─── EXTRACTED ENTRIES ───

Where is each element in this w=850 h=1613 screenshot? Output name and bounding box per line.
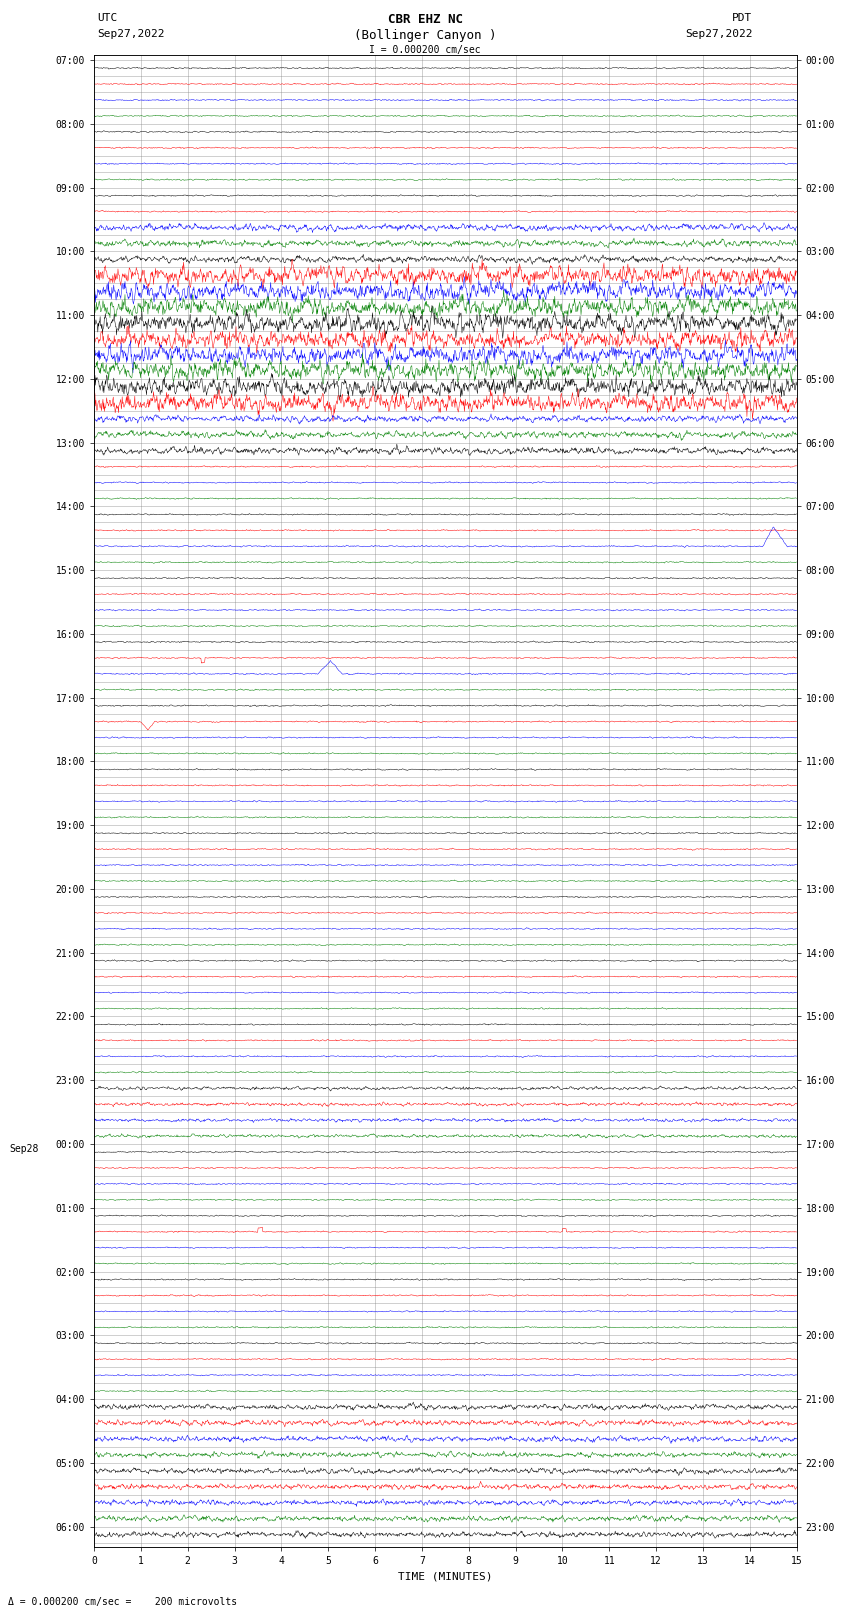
Text: Sep27,2022: Sep27,2022 (685, 29, 752, 39)
Text: PDT: PDT (732, 13, 752, 23)
Text: CBR EHZ NC: CBR EHZ NC (388, 13, 462, 26)
Text: Sep27,2022: Sep27,2022 (98, 29, 165, 39)
Text: I = 0.000200 cm/sec: I = 0.000200 cm/sec (369, 45, 481, 55)
Text: Sep28: Sep28 (9, 1144, 39, 1153)
Text: Δ = 0.000200 cm/sec =    200 microvolts: Δ = 0.000200 cm/sec = 200 microvolts (8, 1597, 238, 1607)
X-axis label: TIME (MINUTES): TIME (MINUTES) (398, 1573, 492, 1582)
Text: UTC: UTC (98, 13, 118, 23)
Text: (Bollinger Canyon ): (Bollinger Canyon ) (354, 29, 496, 42)
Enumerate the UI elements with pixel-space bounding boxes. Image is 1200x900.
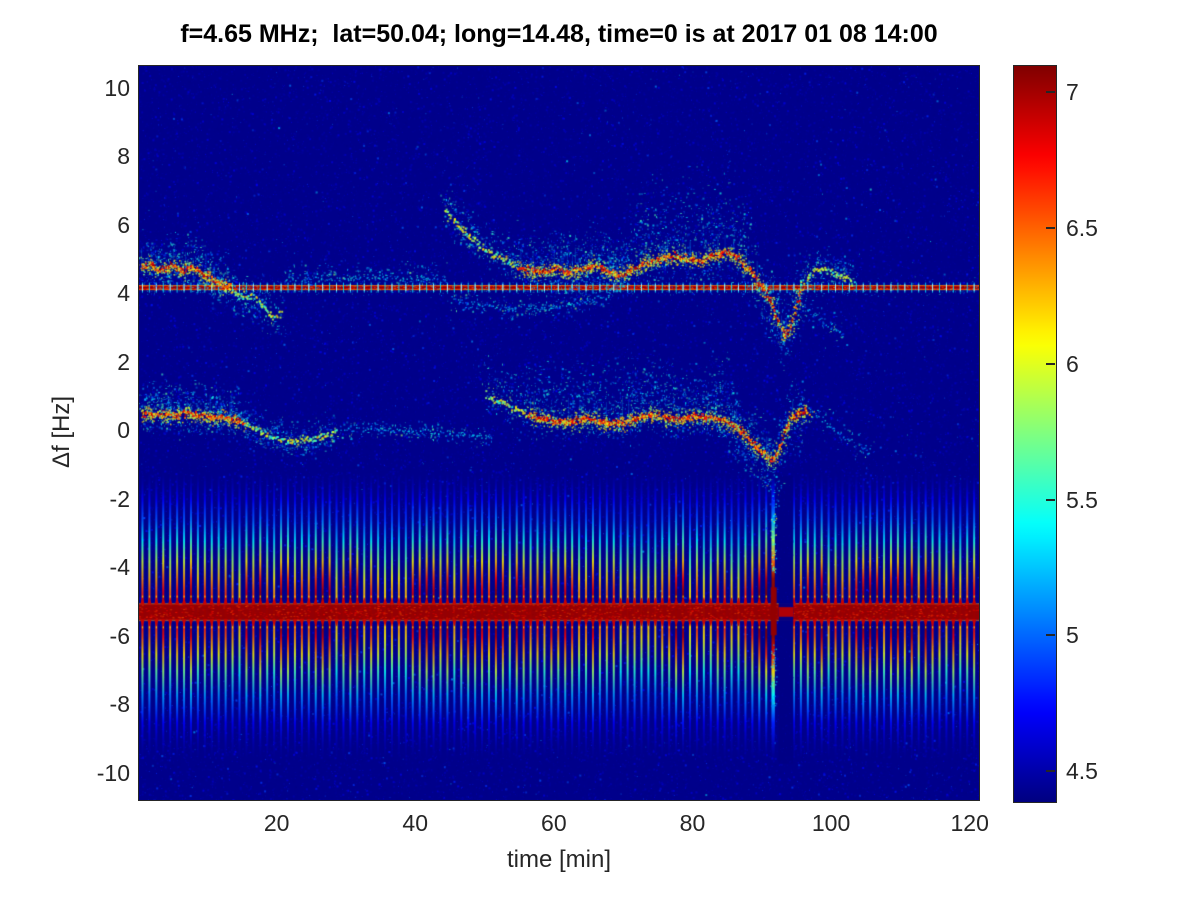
y-tick-label: -4 xyxy=(109,554,130,581)
colorbar-tick-label: 6.5 xyxy=(1066,214,1098,241)
plot-area xyxy=(138,65,980,801)
colorbar-tick-label: 7 xyxy=(1066,79,1079,106)
x-tick-label: 80 xyxy=(679,810,706,836)
y-tick-label: -8 xyxy=(109,691,130,718)
chart-title: f=4.65 MHz; lat=50.04; long=14.48, time=… xyxy=(180,20,938,48)
x-tick-label: 120 xyxy=(950,810,989,836)
y-tick-label: 0 xyxy=(117,417,130,444)
colorbar-tick-mark xyxy=(1046,91,1055,94)
x-tick-label: 40 xyxy=(402,810,429,836)
colorbar-tick-label: 5.5 xyxy=(1066,486,1098,513)
x-axis-label: time [min] xyxy=(506,846,611,873)
y-tick-label: 10 xyxy=(104,74,130,101)
x-tick-label: 60 xyxy=(541,810,567,836)
colorbar-tick-label: 6 xyxy=(1066,350,1079,377)
y-tick-label: -6 xyxy=(109,622,130,649)
y-tick-label: -2 xyxy=(109,485,130,512)
y-tick-label: 6 xyxy=(117,211,130,238)
colorbar-tick-mark xyxy=(1046,362,1055,365)
colorbar-tick-label: 4.5 xyxy=(1066,758,1098,785)
x-tick-label: 100 xyxy=(811,810,851,836)
y-tick-label: -10 xyxy=(96,759,130,786)
spectrogram-canvas xyxy=(139,66,979,800)
x-tick-label: 20 xyxy=(263,810,290,836)
colorbar-tick-mark xyxy=(1046,498,1055,501)
colorbar-tick-label: 5 xyxy=(1066,622,1079,649)
y-tick-label: 4 xyxy=(117,280,130,307)
y-tick-label: 8 xyxy=(117,143,130,170)
y-tick-label: 2 xyxy=(117,348,130,375)
colorbar-tick-mark xyxy=(1046,770,1055,773)
colorbar-tick-mark xyxy=(1046,226,1055,229)
colorbar-tick-mark xyxy=(1046,634,1055,637)
colorbar xyxy=(1013,65,1057,803)
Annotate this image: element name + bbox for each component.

───

JOB
Set out every line of the material above as a numbered list, skipping any blank lines and leaving out the pictures.

RESPONSE
1. Where is each element in this w=850 h=1613 screenshot? Output name and bounding box per line.
2. Text: Sep27,2022: Sep27,2022 (685, 29, 752, 39)
3. Text: PDT: PDT (732, 13, 752, 23)
4. Text: CBR EHZ NC: CBR EHZ NC (388, 13, 462, 26)
5. Text: Sep27,2022: Sep27,2022 (98, 29, 165, 39)
6. Text: I = 0.000200 cm/sec: I = 0.000200 cm/sec (369, 45, 481, 55)
7. Text: Sep28: Sep28 (9, 1144, 39, 1153)
8. Text: Δ = 0.000200 cm/sec =    200 microvolts: Δ = 0.000200 cm/sec = 200 microvolts (8, 1597, 238, 1607)
9. X-axis label: TIME (MINUTES): TIME (MINUTES) (398, 1573, 492, 1582)
10. Text: UTC: UTC (98, 13, 118, 23)
11. Text: (Bollinger Canyon ): (Bollinger Canyon ) (354, 29, 496, 42)
12. Enumerate the UI elements with pixel-space bounding boxes. Image is 1200x900.
13. y-tick-label: -4 xyxy=(109,554,130,581)
14. colorbar-tick-label: 6.5 xyxy=(1066,214,1098,241)
15. plot-area xyxy=(138,65,980,801)
16. colorbar-tick-label: 7 xyxy=(1066,79,1079,106)
17. x-tick-label: 80 xyxy=(679,810,706,836)
18. y-tick-label: -8 xyxy=(109,691,130,718)
19. chart-title: f=4.65 MHz; lat=50.04; long=14.48, time=… xyxy=(180,20,938,48)
20. x-tick-label: 120 xyxy=(950,810,989,836)
21. y-tick-label: 0 xyxy=(117,417,130,444)
22. colorbar-tick-mark xyxy=(1046,91,1055,94)
23. x-tick-label: 40 xyxy=(402,810,429,836)
24. colorbar-tick-label: 5.5 xyxy=(1066,486,1098,513)
25. x-axis-label: time [min] xyxy=(506,846,611,873)
26. y-tick-label: 10 xyxy=(104,74,130,101)
27. x-tick-label: 60 xyxy=(541,810,567,836)
28. colorbar-tick-label: 6 xyxy=(1066,350,1079,377)
29. y-tick-label: -6 xyxy=(109,622,130,649)
30. y-tick-label: -2 xyxy=(109,485,130,512)
31. y-tick-label: 6 xyxy=(117,211,130,238)
32. colorbar-tick-mark xyxy=(1046,362,1055,365)
33. colorbar-tick-label: 4.5 xyxy=(1066,758,1098,785)
34. x-tick-label: 100 xyxy=(811,810,851,836)
35. y-tick-label: -10 xyxy=(96,759,130,786)
36. spectrogram-canvas xyxy=(139,66,979,800)
37. x-tick-label: 20 xyxy=(263,810,290,836)
38. colorbar-tick-mark xyxy=(1046,498,1055,501)
39. colorbar-tick-label: 5 xyxy=(1066,622,1079,649)
40. y-tick-label: 4 xyxy=(117,280,130,307)
41. y-tick-label: 8 xyxy=(117,143,130,170)
42. y-tick-label: 2 xyxy=(117,348,130,375)
43. colorbar-tick-mark xyxy=(1046,770,1055,773)
44. colorbar-tick-mark xyxy=(1046,226,1055,229)
45. colorbar-tick-mark xyxy=(1046,634,1055,637)
46. colorbar xyxy=(1013,65,1057,803)
47. Annotate this image: element name + bbox for each component.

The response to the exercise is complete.